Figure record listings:
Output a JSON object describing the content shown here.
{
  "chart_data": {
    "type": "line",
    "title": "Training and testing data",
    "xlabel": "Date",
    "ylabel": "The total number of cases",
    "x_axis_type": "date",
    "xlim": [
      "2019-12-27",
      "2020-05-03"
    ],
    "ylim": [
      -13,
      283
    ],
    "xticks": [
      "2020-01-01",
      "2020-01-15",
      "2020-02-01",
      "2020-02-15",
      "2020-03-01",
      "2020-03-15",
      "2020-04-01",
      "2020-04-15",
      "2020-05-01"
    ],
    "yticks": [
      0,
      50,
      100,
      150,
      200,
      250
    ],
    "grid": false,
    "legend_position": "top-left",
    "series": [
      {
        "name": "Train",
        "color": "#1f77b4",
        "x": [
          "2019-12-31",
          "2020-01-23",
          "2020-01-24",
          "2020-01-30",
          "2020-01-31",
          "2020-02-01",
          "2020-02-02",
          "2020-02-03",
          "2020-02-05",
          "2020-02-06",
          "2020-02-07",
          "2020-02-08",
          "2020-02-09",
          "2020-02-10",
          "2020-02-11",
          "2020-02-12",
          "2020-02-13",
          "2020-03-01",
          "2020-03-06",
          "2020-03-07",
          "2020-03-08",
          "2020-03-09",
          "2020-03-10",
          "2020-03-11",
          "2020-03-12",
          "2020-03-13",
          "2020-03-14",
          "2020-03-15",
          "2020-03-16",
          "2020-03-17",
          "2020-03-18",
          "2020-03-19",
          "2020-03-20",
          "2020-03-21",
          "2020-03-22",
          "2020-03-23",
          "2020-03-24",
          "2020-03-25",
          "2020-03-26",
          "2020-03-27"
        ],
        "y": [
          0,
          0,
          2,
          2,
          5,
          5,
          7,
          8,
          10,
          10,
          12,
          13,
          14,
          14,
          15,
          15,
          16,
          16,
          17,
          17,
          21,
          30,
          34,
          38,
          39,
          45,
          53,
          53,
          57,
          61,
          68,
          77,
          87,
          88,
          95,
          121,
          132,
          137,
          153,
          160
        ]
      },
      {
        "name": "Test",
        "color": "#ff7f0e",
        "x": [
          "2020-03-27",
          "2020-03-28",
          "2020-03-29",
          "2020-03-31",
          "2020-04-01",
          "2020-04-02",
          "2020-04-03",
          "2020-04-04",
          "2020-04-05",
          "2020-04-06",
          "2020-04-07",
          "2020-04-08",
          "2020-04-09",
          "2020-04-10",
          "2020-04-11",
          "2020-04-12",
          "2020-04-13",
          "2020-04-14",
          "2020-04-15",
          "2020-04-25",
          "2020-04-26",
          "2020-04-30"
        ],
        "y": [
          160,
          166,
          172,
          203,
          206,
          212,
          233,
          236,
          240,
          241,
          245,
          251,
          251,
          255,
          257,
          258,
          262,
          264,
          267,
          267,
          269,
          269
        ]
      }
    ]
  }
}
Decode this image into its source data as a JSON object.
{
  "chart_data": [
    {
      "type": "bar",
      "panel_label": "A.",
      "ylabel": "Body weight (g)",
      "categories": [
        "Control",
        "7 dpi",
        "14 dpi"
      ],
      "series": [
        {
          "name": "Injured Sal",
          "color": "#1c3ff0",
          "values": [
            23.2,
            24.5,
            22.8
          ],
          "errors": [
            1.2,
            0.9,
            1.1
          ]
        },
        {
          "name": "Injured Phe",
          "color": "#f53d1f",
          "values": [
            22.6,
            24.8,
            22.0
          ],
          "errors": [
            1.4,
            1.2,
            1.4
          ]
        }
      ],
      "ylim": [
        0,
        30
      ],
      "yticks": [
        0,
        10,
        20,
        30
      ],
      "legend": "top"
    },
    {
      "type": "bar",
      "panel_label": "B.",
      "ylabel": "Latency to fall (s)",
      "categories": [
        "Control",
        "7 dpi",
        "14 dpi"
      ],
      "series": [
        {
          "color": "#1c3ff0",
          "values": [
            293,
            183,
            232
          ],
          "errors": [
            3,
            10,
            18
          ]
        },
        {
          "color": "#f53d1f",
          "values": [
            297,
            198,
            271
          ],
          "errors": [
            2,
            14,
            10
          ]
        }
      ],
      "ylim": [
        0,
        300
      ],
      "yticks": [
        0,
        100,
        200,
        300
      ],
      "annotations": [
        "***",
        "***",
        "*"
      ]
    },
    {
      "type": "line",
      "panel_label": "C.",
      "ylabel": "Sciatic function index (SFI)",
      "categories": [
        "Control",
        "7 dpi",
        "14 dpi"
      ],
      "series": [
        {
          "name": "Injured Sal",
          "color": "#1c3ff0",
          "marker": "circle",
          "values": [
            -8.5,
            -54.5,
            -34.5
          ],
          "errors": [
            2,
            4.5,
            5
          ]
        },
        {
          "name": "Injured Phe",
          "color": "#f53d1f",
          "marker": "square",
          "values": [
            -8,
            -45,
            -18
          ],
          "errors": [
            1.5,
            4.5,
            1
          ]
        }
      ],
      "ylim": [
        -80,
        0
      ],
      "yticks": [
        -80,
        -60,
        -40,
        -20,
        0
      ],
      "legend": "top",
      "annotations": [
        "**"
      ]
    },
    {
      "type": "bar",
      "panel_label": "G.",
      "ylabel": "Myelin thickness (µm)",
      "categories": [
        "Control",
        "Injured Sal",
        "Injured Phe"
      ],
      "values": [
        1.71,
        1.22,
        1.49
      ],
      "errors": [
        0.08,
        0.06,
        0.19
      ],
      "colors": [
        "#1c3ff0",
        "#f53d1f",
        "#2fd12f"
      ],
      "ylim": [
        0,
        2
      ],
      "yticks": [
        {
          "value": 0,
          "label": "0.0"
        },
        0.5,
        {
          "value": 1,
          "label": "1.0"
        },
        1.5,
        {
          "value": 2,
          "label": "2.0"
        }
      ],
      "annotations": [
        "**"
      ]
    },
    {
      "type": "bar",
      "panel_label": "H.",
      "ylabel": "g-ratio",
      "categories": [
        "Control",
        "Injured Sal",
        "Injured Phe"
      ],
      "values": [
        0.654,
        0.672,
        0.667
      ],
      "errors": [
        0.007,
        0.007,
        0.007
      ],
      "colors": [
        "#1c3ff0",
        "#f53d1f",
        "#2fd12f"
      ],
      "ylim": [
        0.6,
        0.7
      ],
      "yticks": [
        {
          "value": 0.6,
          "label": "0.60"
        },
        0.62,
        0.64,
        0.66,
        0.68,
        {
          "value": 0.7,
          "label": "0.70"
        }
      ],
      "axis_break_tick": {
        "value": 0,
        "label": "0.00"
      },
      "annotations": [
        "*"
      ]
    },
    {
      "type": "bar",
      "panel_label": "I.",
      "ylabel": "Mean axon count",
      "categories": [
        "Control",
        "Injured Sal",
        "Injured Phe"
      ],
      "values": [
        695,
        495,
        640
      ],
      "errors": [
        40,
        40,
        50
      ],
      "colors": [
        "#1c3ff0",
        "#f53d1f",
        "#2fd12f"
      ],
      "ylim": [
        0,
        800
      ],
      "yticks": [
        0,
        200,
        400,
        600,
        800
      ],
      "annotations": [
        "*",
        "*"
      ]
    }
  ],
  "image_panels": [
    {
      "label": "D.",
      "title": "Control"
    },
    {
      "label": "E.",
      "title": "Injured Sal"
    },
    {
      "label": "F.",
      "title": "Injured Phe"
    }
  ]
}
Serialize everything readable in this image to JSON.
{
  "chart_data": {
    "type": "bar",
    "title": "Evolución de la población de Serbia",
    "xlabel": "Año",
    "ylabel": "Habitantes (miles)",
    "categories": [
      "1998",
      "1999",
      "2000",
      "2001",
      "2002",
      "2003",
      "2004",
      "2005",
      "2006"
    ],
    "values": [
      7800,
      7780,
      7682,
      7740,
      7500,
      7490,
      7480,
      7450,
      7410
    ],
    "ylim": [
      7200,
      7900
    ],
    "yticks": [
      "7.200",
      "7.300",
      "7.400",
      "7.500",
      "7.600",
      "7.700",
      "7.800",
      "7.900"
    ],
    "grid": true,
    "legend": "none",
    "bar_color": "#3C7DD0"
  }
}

REQUIRED TASK: Reproduce the listing above exactly from the line containing "Serialize everything readable" through its last line, with both of those lines included.

WRITTEN SOLUTION:
Serialize everything readable in this image to JSON.
{
  "chart_data": {
    "type": "bar",
    "title": "Evolución de la población de Serbia",
    "xlabel": "Año",
    "ylabel": "Habitantes (miles)",
    "categories": [
      "1998",
      "1999",
      "2000",
      "2001",
      "2002",
      "2003",
      "2004",
      "2005",
      "2006"
    ],
    "values": [
      7800,
      7780,
      7682,
      7740,
      7500,
      7490,
      7480,
      7450,
      7410
    ],
    "ylim": [
      7200,
      7900
    ],
    "yticks": [
      "7.200",
      "7.300",
      "7.400",
      "7.500",
      "7.600",
      "7.700",
      "7.800",
      "7.900"
    ],
    "grid": true,
    "legend": "none",
    "bar_color": "#3C7DD0"
  }
}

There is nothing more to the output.